→ **What you are asked to do**
Determine how many lines include the word "Darstellung", then give that number and nothing more.

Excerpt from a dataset

********

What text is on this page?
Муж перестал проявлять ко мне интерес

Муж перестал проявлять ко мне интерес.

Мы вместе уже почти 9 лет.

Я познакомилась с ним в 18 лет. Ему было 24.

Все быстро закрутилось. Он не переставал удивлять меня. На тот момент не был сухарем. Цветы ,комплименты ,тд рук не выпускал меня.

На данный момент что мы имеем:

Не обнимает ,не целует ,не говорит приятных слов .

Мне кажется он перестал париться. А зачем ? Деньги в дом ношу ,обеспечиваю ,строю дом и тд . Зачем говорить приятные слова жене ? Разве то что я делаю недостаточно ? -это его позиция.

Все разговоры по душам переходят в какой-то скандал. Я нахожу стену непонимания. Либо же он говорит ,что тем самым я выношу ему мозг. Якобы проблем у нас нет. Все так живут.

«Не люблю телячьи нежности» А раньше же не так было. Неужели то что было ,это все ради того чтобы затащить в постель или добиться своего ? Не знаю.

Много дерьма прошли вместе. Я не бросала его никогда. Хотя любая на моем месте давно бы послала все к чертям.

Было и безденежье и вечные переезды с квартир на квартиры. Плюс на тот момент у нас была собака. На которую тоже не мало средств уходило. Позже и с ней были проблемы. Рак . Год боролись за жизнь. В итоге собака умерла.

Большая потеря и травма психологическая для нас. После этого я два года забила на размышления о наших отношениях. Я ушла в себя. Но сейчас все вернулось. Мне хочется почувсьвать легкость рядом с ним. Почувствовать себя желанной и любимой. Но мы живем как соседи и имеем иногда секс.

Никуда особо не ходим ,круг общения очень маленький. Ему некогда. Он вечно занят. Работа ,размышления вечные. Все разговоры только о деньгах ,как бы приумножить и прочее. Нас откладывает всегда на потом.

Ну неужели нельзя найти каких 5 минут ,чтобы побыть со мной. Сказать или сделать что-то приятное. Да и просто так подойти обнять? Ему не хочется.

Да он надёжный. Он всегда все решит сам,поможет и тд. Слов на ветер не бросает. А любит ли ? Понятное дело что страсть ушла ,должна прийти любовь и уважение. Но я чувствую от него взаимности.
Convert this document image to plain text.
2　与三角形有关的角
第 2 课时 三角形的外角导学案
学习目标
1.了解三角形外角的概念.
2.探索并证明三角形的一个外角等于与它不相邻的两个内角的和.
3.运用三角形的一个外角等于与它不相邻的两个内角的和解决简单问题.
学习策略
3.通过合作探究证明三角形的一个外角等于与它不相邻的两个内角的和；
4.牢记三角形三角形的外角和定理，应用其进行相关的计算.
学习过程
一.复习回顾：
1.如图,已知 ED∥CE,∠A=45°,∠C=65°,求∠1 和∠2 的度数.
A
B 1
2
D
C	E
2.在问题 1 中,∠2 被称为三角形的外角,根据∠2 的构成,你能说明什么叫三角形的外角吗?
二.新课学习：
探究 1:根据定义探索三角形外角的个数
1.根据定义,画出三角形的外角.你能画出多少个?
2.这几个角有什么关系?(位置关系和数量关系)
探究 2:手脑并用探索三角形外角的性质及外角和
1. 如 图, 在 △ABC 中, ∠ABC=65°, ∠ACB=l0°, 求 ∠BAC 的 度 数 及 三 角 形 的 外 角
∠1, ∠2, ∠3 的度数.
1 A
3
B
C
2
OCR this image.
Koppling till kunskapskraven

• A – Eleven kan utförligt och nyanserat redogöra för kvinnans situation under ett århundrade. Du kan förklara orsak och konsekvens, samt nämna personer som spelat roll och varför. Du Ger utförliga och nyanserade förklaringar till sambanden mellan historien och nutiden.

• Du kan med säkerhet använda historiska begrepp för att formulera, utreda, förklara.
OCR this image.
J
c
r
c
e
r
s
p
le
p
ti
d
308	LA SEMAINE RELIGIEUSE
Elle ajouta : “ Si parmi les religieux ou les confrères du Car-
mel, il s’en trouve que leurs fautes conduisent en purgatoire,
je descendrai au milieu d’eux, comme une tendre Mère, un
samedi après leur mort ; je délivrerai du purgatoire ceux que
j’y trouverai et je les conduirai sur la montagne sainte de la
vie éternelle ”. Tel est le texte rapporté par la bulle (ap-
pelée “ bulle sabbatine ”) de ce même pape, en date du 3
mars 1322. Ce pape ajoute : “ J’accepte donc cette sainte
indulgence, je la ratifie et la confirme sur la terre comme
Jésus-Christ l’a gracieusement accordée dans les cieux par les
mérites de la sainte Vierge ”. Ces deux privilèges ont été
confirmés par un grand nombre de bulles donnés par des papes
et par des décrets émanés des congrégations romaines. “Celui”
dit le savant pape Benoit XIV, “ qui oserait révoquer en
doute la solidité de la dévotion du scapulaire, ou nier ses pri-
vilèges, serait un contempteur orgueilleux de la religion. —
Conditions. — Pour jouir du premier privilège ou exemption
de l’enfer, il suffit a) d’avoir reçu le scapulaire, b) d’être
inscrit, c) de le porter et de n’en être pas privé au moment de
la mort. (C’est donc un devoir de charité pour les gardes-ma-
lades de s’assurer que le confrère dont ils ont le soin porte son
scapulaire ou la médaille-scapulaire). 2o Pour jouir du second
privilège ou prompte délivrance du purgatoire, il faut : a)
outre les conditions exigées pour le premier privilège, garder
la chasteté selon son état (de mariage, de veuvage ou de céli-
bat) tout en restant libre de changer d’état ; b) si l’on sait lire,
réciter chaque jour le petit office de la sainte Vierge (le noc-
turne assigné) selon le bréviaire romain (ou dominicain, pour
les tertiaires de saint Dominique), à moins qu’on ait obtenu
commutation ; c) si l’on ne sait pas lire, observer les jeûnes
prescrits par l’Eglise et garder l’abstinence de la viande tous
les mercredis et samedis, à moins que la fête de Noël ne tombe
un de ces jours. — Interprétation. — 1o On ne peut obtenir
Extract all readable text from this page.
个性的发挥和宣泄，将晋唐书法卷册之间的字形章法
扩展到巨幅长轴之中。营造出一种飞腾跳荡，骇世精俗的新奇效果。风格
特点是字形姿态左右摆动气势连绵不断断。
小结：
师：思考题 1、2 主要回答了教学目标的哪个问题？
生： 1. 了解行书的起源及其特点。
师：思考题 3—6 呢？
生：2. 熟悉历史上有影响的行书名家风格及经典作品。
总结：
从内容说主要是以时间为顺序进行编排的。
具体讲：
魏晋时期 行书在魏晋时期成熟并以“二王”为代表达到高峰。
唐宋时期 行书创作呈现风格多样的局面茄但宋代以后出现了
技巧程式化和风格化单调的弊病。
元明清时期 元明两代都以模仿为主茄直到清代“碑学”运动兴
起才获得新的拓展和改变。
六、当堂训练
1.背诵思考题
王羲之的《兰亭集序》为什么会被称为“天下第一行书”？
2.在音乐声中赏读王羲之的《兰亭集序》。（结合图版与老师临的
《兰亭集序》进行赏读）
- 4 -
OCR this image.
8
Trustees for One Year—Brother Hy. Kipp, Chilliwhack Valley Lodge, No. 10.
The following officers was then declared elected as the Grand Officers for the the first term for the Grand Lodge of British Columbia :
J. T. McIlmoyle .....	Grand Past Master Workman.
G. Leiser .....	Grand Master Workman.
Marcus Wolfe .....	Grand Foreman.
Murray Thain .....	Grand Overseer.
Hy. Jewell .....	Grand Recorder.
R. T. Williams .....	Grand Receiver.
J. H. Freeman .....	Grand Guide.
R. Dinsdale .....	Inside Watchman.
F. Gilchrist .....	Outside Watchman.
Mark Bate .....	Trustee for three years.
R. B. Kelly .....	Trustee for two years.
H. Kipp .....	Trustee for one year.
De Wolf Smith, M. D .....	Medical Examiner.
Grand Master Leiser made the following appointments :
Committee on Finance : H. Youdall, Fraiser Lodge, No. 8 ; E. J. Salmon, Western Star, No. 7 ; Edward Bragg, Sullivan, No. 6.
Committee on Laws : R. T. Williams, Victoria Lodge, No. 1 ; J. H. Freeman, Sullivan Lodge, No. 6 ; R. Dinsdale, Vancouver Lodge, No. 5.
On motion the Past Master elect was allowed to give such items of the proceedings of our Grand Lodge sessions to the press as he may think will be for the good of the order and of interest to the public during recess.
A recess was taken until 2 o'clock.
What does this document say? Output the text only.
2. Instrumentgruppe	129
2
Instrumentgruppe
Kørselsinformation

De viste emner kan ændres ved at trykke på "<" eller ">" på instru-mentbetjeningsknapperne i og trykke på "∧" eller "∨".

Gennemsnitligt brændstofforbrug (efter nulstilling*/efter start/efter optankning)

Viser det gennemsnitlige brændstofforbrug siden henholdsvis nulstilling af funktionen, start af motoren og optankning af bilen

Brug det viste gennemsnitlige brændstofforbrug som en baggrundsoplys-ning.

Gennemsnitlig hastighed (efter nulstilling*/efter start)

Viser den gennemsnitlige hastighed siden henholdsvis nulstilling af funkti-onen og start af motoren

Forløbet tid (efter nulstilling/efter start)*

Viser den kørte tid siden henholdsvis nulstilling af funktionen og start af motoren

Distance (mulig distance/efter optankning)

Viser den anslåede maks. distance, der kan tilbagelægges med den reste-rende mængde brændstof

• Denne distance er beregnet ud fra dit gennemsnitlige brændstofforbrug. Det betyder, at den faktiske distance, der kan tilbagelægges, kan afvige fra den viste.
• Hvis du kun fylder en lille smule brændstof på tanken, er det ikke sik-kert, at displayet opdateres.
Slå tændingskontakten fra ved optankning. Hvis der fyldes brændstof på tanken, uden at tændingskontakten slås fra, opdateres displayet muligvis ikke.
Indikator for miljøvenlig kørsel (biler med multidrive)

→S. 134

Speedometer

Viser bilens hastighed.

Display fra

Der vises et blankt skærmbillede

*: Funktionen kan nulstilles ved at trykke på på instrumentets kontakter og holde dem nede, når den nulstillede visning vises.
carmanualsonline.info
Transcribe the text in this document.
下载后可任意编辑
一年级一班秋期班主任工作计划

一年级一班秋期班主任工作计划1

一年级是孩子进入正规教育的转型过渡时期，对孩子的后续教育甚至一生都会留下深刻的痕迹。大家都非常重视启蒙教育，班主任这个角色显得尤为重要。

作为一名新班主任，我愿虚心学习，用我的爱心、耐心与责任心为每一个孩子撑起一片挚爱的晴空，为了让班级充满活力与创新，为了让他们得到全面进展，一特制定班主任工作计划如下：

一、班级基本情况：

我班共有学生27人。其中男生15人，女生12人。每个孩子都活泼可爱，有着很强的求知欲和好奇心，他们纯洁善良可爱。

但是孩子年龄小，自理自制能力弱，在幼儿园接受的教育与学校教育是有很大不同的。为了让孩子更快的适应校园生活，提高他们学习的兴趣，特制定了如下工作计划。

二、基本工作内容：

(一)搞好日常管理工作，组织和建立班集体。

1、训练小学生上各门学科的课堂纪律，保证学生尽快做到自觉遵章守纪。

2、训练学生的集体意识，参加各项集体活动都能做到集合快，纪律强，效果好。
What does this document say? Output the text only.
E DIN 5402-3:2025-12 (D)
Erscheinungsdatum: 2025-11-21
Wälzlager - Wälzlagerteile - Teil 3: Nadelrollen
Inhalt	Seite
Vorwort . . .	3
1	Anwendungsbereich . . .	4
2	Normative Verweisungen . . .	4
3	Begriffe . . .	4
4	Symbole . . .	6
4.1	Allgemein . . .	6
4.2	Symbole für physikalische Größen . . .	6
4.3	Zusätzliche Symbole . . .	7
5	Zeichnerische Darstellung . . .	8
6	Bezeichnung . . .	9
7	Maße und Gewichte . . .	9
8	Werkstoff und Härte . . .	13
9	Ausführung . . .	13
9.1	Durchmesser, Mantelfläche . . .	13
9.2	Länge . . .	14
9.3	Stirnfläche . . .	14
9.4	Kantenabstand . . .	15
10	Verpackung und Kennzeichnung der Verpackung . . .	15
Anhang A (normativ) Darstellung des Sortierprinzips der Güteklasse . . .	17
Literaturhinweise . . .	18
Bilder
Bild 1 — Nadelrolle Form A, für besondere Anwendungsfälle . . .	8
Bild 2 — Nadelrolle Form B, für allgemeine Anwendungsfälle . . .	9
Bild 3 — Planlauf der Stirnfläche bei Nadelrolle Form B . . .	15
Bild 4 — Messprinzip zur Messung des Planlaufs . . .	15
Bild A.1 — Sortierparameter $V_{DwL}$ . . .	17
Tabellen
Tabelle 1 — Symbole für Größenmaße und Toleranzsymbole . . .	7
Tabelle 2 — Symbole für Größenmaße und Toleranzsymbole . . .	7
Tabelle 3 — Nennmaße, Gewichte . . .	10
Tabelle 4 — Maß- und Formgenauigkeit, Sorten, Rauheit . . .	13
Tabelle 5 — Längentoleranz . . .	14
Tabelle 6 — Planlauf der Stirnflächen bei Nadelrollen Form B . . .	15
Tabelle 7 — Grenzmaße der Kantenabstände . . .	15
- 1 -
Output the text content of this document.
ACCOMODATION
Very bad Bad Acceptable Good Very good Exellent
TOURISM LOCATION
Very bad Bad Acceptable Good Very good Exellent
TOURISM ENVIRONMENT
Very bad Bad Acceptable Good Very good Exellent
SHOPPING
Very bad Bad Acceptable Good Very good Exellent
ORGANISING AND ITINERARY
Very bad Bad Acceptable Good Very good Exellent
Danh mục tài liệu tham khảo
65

********

→ **Solution**
2